To be done: Reproduce every line of the listing as written, apart from the pictures.

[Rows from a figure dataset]
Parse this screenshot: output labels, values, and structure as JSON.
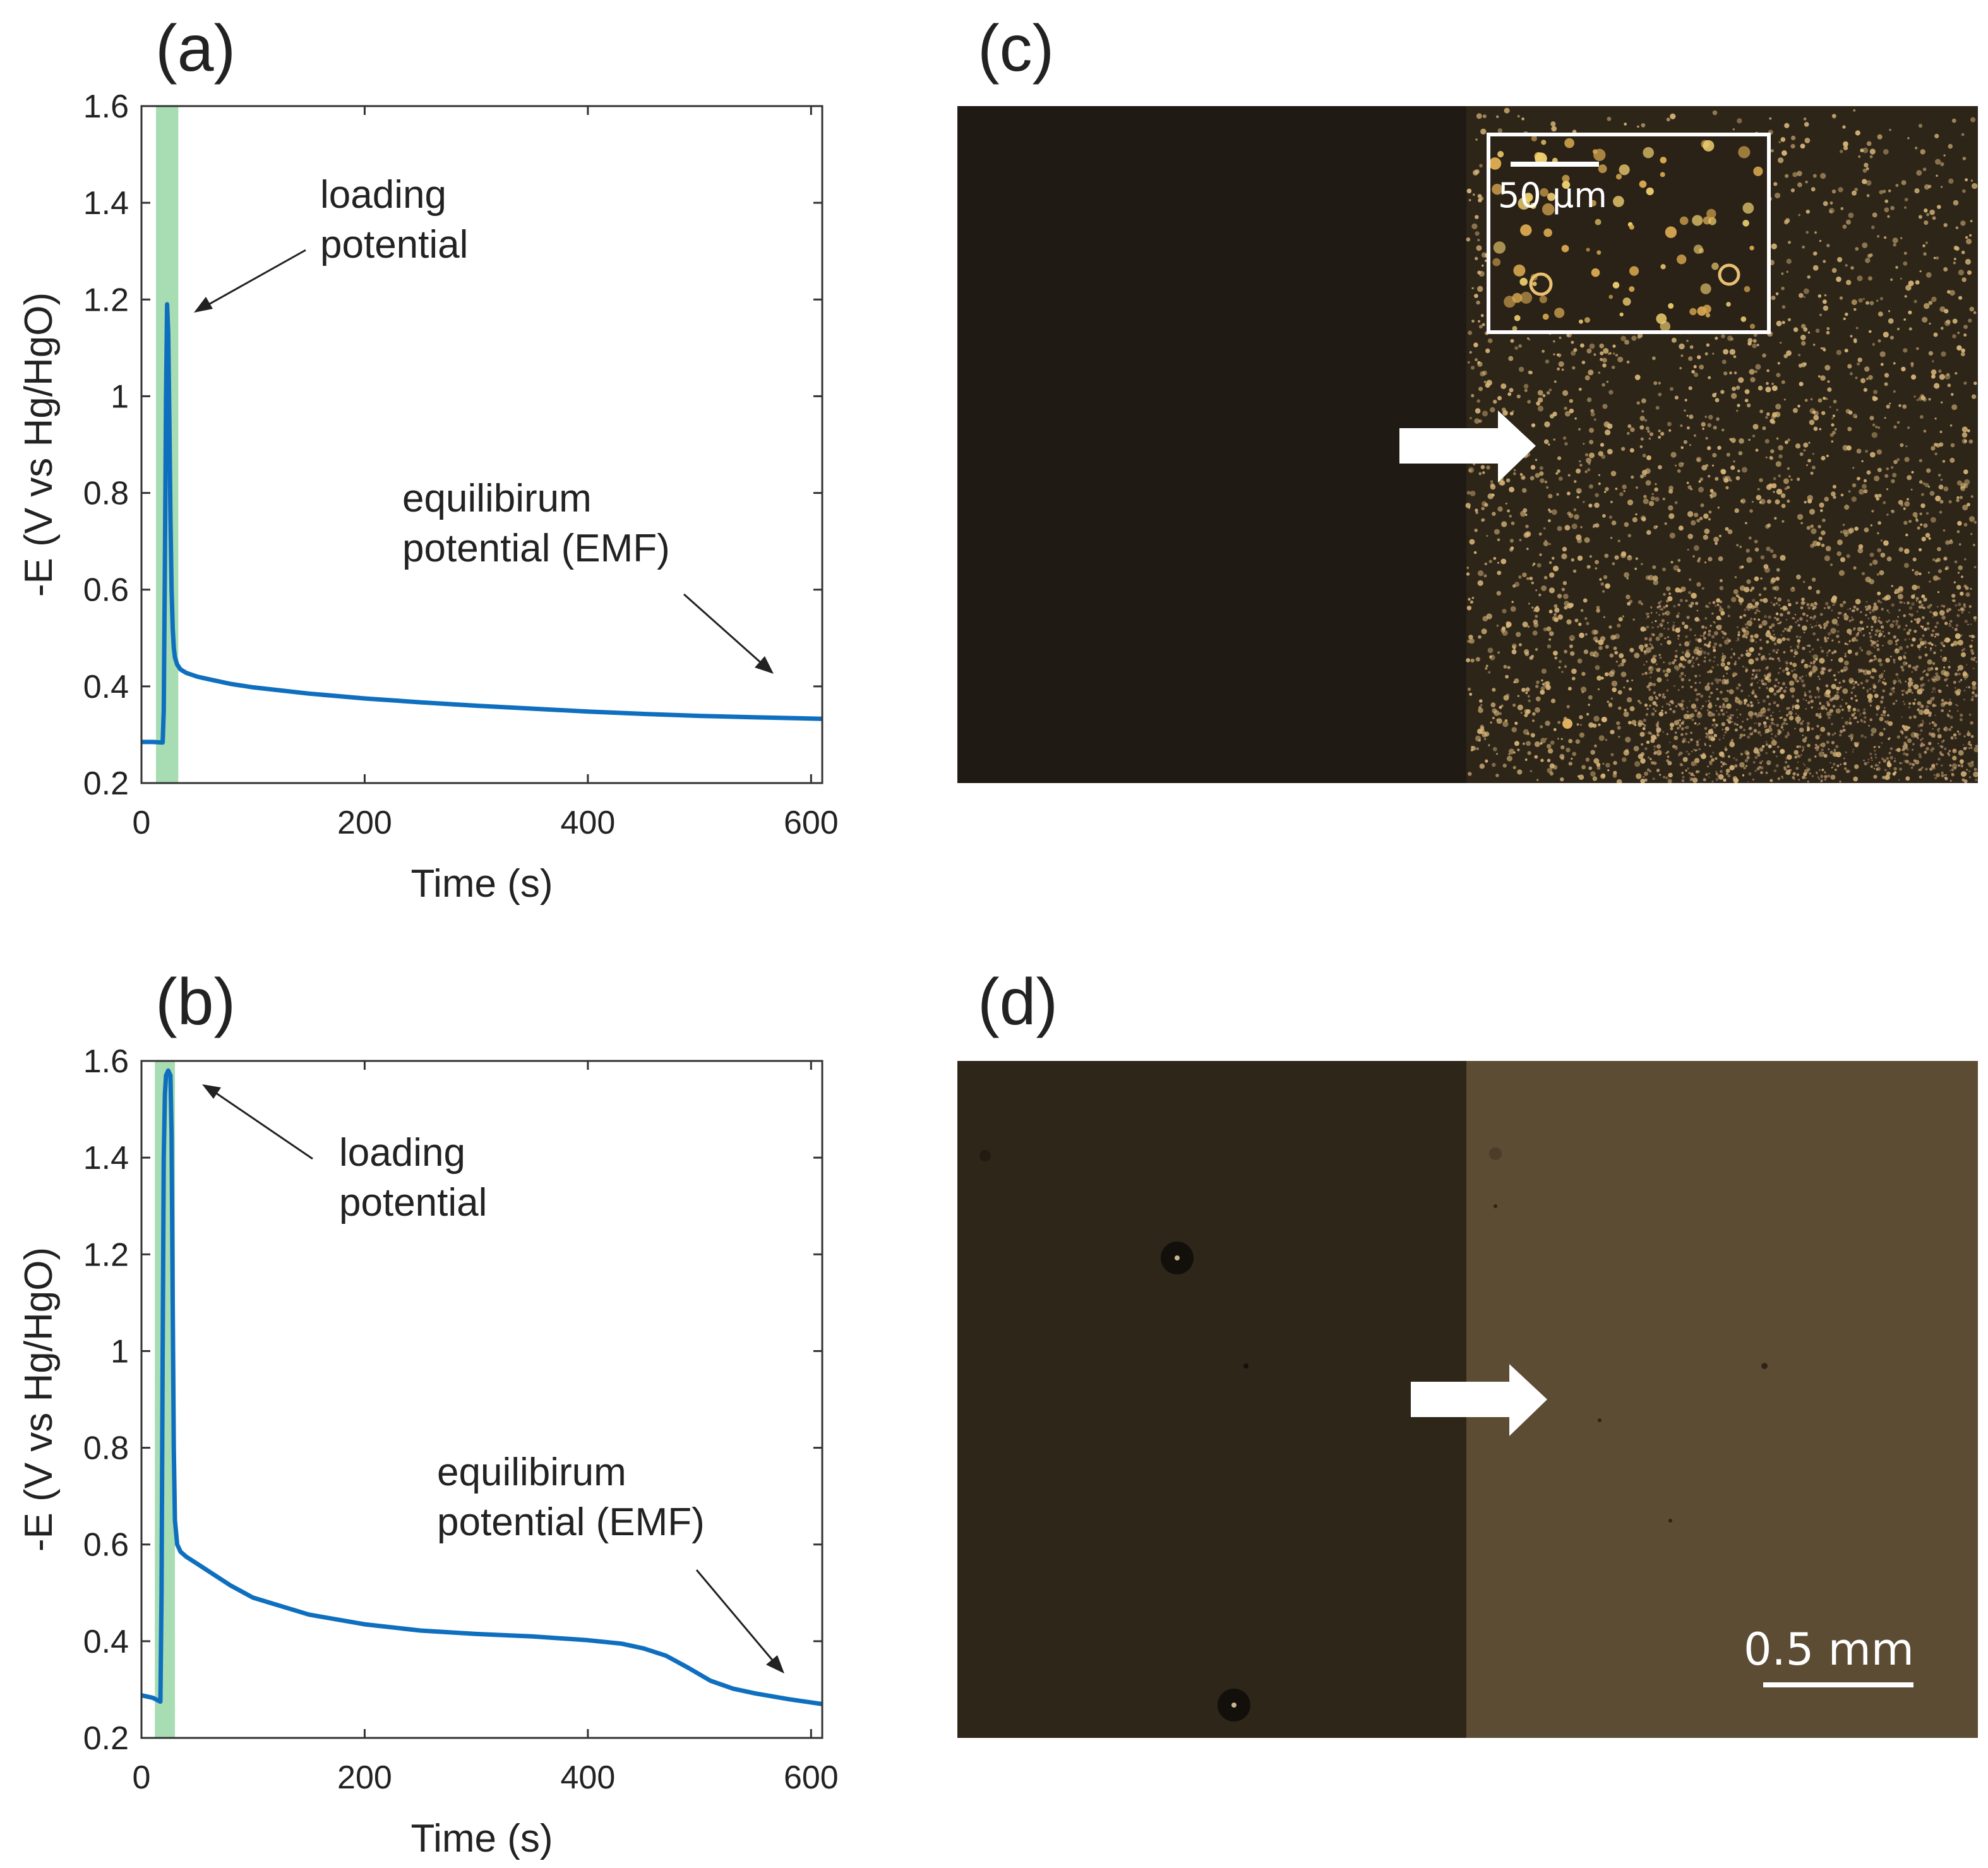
{
  "chart_data": [
    {
      "type": "line",
      "panel_label": "(a)",
      "xlabel": "Time (s)",
      "ylabel": "-E (V vs Hg/HgO)",
      "xlim": [
        0,
        610
      ],
      "ylim": [
        0.2,
        1.6
      ],
      "xticks": [
        0,
        200,
        400,
        600
      ],
      "yticks": [
        0.2,
        0.4,
        0.6,
        0.8,
        1,
        1.2,
        1.4,
        1.6
      ],
      "grid": false,
      "highlight_band": {
        "x": [
          13,
          33
        ],
        "color": "#a8dcb2"
      },
      "series_color": "#0f6fbf",
      "series": [
        {
          "x": [
            0,
            10,
            19,
            20,
            21,
            22,
            23,
            24,
            25,
            26,
            27,
            28,
            29,
            30,
            32,
            35,
            40,
            50,
            60,
            80,
            100,
            150,
            200,
            250,
            300,
            350,
            400,
            450,
            500,
            550,
            610
          ],
          "y": [
            0.285,
            0.285,
            0.284,
            0.35,
            0.65,
            1.0,
            1.19,
            1.13,
            0.95,
            0.75,
            0.6,
            0.52,
            0.48,
            0.46,
            0.445,
            0.435,
            0.428,
            0.42,
            0.415,
            0.405,
            0.398,
            0.385,
            0.375,
            0.367,
            0.36,
            0.354,
            0.348,
            0.343,
            0.339,
            0.336,
            0.333
          ]
        }
      ],
      "annotations": [
        {
          "lines": [
            "loading",
            "potential"
          ]
        },
        {
          "lines": [
            "equilibirum",
            "potential (EMF)"
          ]
        }
      ]
    },
    {
      "type": "line",
      "panel_label": "(b)",
      "xlabel": "Time (s)",
      "ylabel": "-E (V vs Hg/HgO)",
      "xlim": [
        0,
        610
      ],
      "ylim": [
        0.2,
        1.6
      ],
      "xticks": [
        0,
        200,
        400,
        600
      ],
      "yticks": [
        0.2,
        0.4,
        0.6,
        0.8,
        1,
        1.2,
        1.4,
        1.6
      ],
      "grid": false,
      "highlight_band": {
        "x": [
          12,
          30
        ],
        "color": "#a8dcb2"
      },
      "series_color": "#0f6fbf",
      "series": [
        {
          "x": [
            0,
            10,
            17,
            18,
            19,
            20,
            21,
            22,
            24,
            26,
            27,
            28,
            29,
            30,
            32,
            35,
            40,
            50,
            60,
            80,
            100,
            150,
            200,
            250,
            300,
            350,
            400,
            430,
            450,
            470,
            490,
            510,
            530,
            550,
            580,
            610
          ],
          "y": [
            0.288,
            0.283,
            0.275,
            0.5,
            1.0,
            1.4,
            1.53,
            1.57,
            1.58,
            1.57,
            1.45,
            1.1,
            0.8,
            0.65,
            0.6,
            0.585,
            0.575,
            0.56,
            0.545,
            0.515,
            0.49,
            0.455,
            0.435,
            0.422,
            0.415,
            0.41,
            0.402,
            0.395,
            0.385,
            0.37,
            0.345,
            0.318,
            0.302,
            0.292,
            0.28,
            0.27
          ]
        }
      ],
      "annotations": [
        {
          "lines": [
            "loading",
            "potential"
          ]
        },
        {
          "lines": [
            "equilibirum",
            "potential (EMF)"
          ]
        }
      ]
    }
  ],
  "images": [
    {
      "panel_label": "(c)",
      "left_color": "#201a15",
      "right_color": "#2e2519",
      "speck_color": "#d8b77a",
      "inset_scale_label": "50 μm",
      "arrow": "right-arrow-icon"
    },
    {
      "panel_label": "(d)",
      "left_color": "#2d2619",
      "right_color": "#5c4c34",
      "scale_label": "0.5 mm",
      "arrow": "right-arrow-icon"
    }
  ]
}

Solved exercise:
Parse this screenshot: output labels, values, and structure as JSON.
{
  "chart_data": [
    {
      "type": "line",
      "panel_label": "(a)",
      "xlabel": "Time (s)",
      "ylabel": "-E (V vs Hg/HgO)",
      "xlim": [
        0,
        610
      ],
      "ylim": [
        0.2,
        1.6
      ],
      "xticks": [
        0,
        200,
        400,
        600
      ],
      "yticks": [
        0.2,
        0.4,
        0.6,
        0.8,
        1,
        1.2,
        1.4,
        1.6
      ],
      "grid": false,
      "highlight_band": {
        "x": [
          13,
          33
        ],
        "color": "#a8dcb2"
      },
      "series_color": "#0f6fbf",
      "series": [
        {
          "x": [
            0,
            10,
            19,
            20,
            21,
            22,
            23,
            24,
            25,
            26,
            27,
            28,
            29,
            30,
            32,
            35,
            40,
            50,
            60,
            80,
            100,
            150,
            200,
            250,
            300,
            350,
            400,
            450,
            500,
            550,
            610
          ],
          "y": [
            0.285,
            0.285,
            0.284,
            0.35,
            0.65,
            1.0,
            1.19,
            1.13,
            0.95,
            0.75,
            0.6,
            0.52,
            0.48,
            0.46,
            0.445,
            0.435,
            0.428,
            0.42,
            0.415,
            0.405,
            0.398,
            0.385,
            0.375,
            0.367,
            0.36,
            0.354,
            0.348,
            0.343,
            0.339,
            0.336,
            0.333
          ]
        }
      ],
      "annotations": [
        {
          "lines": [
            "loading",
            "potential"
          ]
        },
        {
          "lines": [
            "equilibirum",
            "potential (EMF)"
          ]
        }
      ]
    },
    {
      "type": "line",
      "panel_label": "(b)",
      "xlabel": "Time (s)",
      "ylabel": "-E (V vs Hg/HgO)",
      "xlim": [
        0,
        610
      ],
      "ylim": [
        0.2,
        1.6
      ],
      "xticks": [
        0,
        200,
        400,
        600
      ],
      "yticks": [
        0.2,
        0.4,
        0.6,
        0.8,
        1,
        1.2,
        1.4,
        1.6
      ],
      "grid": false,
      "highlight_band": {
        "x": [
          12,
          30
        ],
        "color": "#a8dcb2"
      },
      "series_color": "#0f6fbf",
      "series": [
        {
          "x": [
            0,
            10,
            17,
            18,
            19,
            20,
            21,
            22,
            24,
            26,
            27,
            28,
            29,
            30,
            32,
            35,
            40,
            50,
            60,
            80,
            100,
            150,
            200,
            250,
            300,
            350,
            400,
            430,
            450,
            470,
            490,
            510,
            530,
            550,
            580,
            610
          ],
          "y": [
            0.288,
            0.283,
            0.275,
            0.5,
            1.0,
            1.4,
            1.53,
            1.57,
            1.58,
            1.57,
            1.45,
            1.1,
            0.8,
            0.65,
            0.6,
            0.585,
            0.575,
            0.56,
            0.545,
            0.515,
            0.49,
            0.455,
            0.435,
            0.422,
            0.415,
            0.41,
            0.402,
            0.395,
            0.385,
            0.37,
            0.345,
            0.318,
            0.302,
            0.292,
            0.28,
            0.27
          ]
        }
      ],
      "annotations": [
        {
          "lines": [
            "loading",
            "potential"
          ]
        },
        {
          "lines": [
            "equilibirum",
            "potential (EMF)"
          ]
        }
      ]
    }
  ],
  "images": [
    {
      "panel_label": "(c)",
      "left_color": "#201a15",
      "right_color": "#2e2519",
      "speck_color": "#d8b77a",
      "inset_scale_label": "50 μm",
      "arrow": "right-arrow-icon"
    },
    {
      "panel_label": "(d)",
      "left_color": "#2d2619",
      "right_color": "#5c4c34",
      "scale_label": "0.5 mm",
      "arrow": "right-arrow-icon"
    }
  ]
}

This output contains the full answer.